To be done :: Render every line of the records below as a numbered list, omitting blank lines and leaving out the pictures.

Data section ::
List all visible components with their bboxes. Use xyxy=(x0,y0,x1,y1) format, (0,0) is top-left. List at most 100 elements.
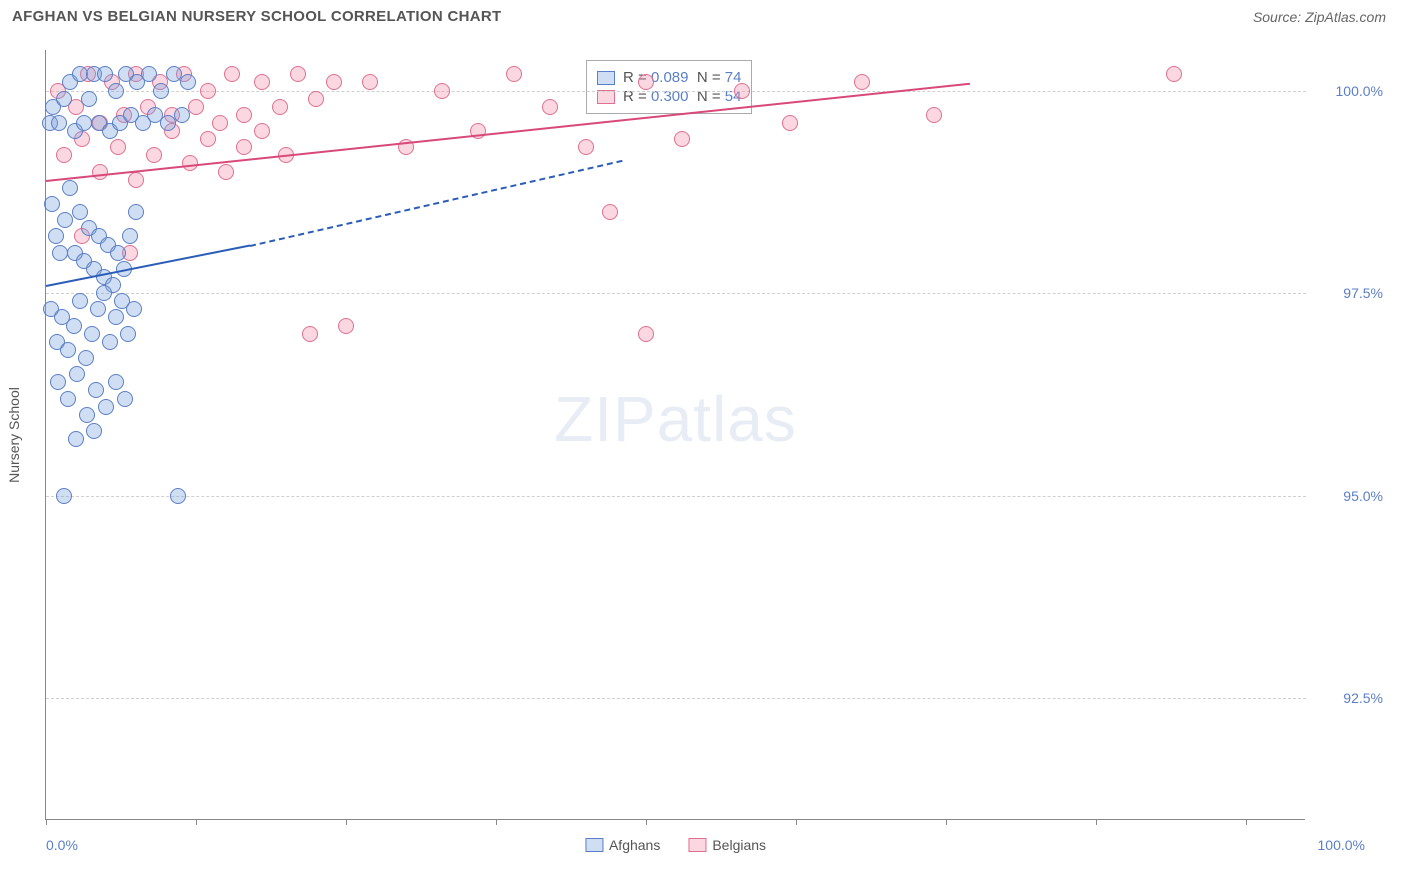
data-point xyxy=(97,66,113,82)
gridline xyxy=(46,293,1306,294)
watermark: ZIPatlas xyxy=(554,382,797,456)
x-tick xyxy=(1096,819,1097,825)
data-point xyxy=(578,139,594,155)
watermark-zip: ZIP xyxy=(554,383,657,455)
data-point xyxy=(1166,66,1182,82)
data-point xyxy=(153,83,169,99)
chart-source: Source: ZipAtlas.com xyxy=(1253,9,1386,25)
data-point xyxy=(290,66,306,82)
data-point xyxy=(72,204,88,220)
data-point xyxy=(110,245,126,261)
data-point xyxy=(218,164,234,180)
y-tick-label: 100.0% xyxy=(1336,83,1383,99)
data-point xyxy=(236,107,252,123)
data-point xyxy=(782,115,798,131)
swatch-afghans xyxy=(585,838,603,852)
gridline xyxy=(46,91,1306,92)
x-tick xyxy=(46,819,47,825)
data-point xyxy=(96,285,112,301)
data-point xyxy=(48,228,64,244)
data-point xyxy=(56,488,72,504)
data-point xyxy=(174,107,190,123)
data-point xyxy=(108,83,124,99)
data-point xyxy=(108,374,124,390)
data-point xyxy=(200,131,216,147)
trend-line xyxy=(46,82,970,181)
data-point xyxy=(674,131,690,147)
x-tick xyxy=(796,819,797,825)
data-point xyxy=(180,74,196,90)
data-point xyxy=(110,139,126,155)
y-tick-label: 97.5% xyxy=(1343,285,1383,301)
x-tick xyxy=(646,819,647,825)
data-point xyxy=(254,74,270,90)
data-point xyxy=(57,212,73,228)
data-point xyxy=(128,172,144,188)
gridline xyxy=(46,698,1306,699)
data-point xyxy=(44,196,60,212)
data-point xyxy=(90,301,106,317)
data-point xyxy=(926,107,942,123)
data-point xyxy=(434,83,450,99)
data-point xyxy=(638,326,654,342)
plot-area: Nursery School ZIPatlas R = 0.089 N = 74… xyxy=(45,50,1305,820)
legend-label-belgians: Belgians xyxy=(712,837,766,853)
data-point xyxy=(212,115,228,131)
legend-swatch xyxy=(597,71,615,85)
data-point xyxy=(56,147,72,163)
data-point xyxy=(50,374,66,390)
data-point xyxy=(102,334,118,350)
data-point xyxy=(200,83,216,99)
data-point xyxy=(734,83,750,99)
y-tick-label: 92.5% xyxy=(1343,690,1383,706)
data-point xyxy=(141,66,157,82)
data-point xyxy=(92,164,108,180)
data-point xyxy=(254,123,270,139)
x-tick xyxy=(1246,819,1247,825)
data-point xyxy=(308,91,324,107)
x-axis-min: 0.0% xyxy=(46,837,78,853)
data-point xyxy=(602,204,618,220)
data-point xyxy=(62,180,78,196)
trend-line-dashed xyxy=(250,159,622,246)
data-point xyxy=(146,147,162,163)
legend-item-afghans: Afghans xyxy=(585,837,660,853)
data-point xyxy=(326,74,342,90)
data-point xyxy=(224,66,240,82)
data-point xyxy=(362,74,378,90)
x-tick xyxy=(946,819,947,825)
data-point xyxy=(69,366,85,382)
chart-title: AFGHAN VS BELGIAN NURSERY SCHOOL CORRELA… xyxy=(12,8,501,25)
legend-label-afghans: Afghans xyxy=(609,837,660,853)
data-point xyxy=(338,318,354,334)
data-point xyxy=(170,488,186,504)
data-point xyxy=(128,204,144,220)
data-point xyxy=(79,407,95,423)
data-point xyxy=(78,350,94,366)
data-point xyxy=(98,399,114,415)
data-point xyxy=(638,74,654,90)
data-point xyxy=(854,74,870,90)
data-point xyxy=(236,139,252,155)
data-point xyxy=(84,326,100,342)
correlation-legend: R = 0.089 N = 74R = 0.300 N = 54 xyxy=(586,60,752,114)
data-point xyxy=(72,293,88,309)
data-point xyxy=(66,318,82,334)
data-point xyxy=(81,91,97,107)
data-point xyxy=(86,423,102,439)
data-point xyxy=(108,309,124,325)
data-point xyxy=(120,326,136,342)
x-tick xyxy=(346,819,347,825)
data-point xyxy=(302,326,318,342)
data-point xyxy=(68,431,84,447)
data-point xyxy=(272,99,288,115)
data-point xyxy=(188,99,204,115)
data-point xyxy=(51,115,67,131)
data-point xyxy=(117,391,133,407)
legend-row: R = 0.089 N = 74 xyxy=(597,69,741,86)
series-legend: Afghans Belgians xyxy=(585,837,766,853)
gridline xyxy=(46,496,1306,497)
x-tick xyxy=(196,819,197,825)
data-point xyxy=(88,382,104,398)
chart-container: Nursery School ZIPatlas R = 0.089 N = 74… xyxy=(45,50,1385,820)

Task solution ::
1. List all visible components with their bboxes. Use xyxy=(x0,y0,x1,y1) format, (0,0) is top-left. List at most 100 elements.
2. data-point xyxy=(97,66,113,82)
3. gridline xyxy=(46,293,1306,294)
4. watermark: ZIPatlas xyxy=(554,382,797,456)
5. x-tick xyxy=(1096,819,1097,825)
6. data-point xyxy=(578,139,594,155)
7. watermark-zip: ZIP xyxy=(554,383,657,455)
8. data-point xyxy=(1166,66,1182,82)
9. data-point xyxy=(153,83,169,99)
10. chart-source: Source: ZipAtlas.com xyxy=(1253,9,1386,25)
11. data-point xyxy=(290,66,306,82)
12. data-point xyxy=(72,204,88,220)
13. data-point xyxy=(110,245,126,261)
14. data-point xyxy=(218,164,234,180)
15. y-tick-label: 100.0% xyxy=(1336,83,1383,99)
16. data-point xyxy=(236,107,252,123)
17. data-point xyxy=(782,115,798,131)
18. swatch-afghans xyxy=(585,838,603,852)
19. gridline xyxy=(46,91,1306,92)
20. x-tick xyxy=(46,819,47,825)
21. data-point xyxy=(96,285,112,301)
22. data-point xyxy=(48,228,64,244)
23. data-point xyxy=(56,488,72,504)
24. data-point xyxy=(174,107,190,123)
25. data-point xyxy=(108,83,124,99)
26. data-point xyxy=(108,374,124,390)
27. data-point xyxy=(200,131,216,147)
28. trend-line xyxy=(46,82,970,181)
29. data-point xyxy=(674,131,690,147)
30. x-tick xyxy=(796,819,797,825)
31. data-point xyxy=(180,74,196,90)
32. data-point xyxy=(110,139,126,155)
33. y-tick-label: 97.5% xyxy=(1343,285,1383,301)
34. x-tick xyxy=(646,819,647,825)
35. data-point xyxy=(254,74,270,90)
36. data-point xyxy=(57,212,73,228)
37. data-point xyxy=(128,172,144,188)
38. gridline xyxy=(46,698,1306,699)
39. data-point xyxy=(44,196,60,212)
40. data-point xyxy=(90,301,106,317)
41. data-point xyxy=(926,107,942,123)
42. data-point xyxy=(434,83,450,99)
43. data-point xyxy=(638,326,654,342)
44. plot-area: Nursery School ZIPatlas R = 0.089 N = 74… xyxy=(45,50,1305,820)
45. legend-label-belgians: Belgians xyxy=(712,837,766,853)
46. data-point xyxy=(212,115,228,131)
47. legend-swatch xyxy=(597,71,615,85)
48. data-point xyxy=(56,147,72,163)
49. data-point xyxy=(50,374,66,390)
50. data-point xyxy=(102,334,118,350)
51. data-point xyxy=(200,83,216,99)
52. data-point xyxy=(734,83,750,99)
53. y-tick-label: 92.5% xyxy=(1343,690,1383,706)
54. data-point xyxy=(141,66,157,82)
55. data-point xyxy=(92,164,108,180)
56. data-point xyxy=(254,123,270,139)
57. x-tick xyxy=(1246,819,1247,825)
58. data-point xyxy=(308,91,324,107)
59. x-axis-min: 0.0% xyxy=(46,837,78,853)
60. data-point xyxy=(602,204,618,220)
61. data-point xyxy=(62,180,78,196)
62. trend-line-dashed xyxy=(250,159,622,246)
63. data-point xyxy=(146,147,162,163)
64. legend-item-afghans: Afghans xyxy=(585,837,660,853)
65. data-point xyxy=(326,74,342,90)
66. data-point xyxy=(224,66,240,82)
67. data-point xyxy=(362,74,378,90)
68. x-tick xyxy=(946,819,947,825)
69. data-point xyxy=(69,366,85,382)
70. chart-title: AFGHAN VS BELGIAN NURSERY SCHOOL CORRELA… xyxy=(12,8,501,25)
71. legend-label-afghans: Afghans xyxy=(609,837,660,853)
72. data-point xyxy=(338,318,354,334)
73. data-point xyxy=(170,488,186,504)
74. data-point xyxy=(128,204,144,220)
75. data-point xyxy=(79,407,95,423)
76. data-point xyxy=(78,350,94,366)
77. data-point xyxy=(98,399,114,415)
78. data-point xyxy=(638,74,654,90)
79. data-point xyxy=(854,74,870,90)
80. data-point xyxy=(236,139,252,155)
81. data-point xyxy=(84,326,100,342)
82. correlation-legend: R = 0.089 N = 74R = 0.300 N = 54 xyxy=(586,60,752,114)
83. data-point xyxy=(72,293,88,309)
84. data-point xyxy=(66,318,82,334)
85. data-point xyxy=(81,91,97,107)
86. data-point xyxy=(86,423,102,439)
87. data-point xyxy=(108,309,124,325)
88. data-point xyxy=(120,326,136,342)
89. x-tick xyxy=(346,819,347,825)
90. data-point xyxy=(302,326,318,342)
91. data-point xyxy=(68,431,84,447)
92. data-point xyxy=(272,99,288,115)
93. data-point xyxy=(188,99,204,115)
94. data-point xyxy=(51,115,67,131)
95. data-point xyxy=(117,391,133,407)
96. legend-row: R = 0.089 N = 74 xyxy=(597,69,741,86)
97. series-legend: Afghans Belgians xyxy=(585,837,766,853)
98. gridline xyxy=(46,496,1306,497)
99. x-tick xyxy=(196,819,197,825)
100. data-point xyxy=(88,382,104,398)
101. chart-container: Nursery School ZIPatlas R = 0.089 N = 74… xyxy=(45,50,1385,820)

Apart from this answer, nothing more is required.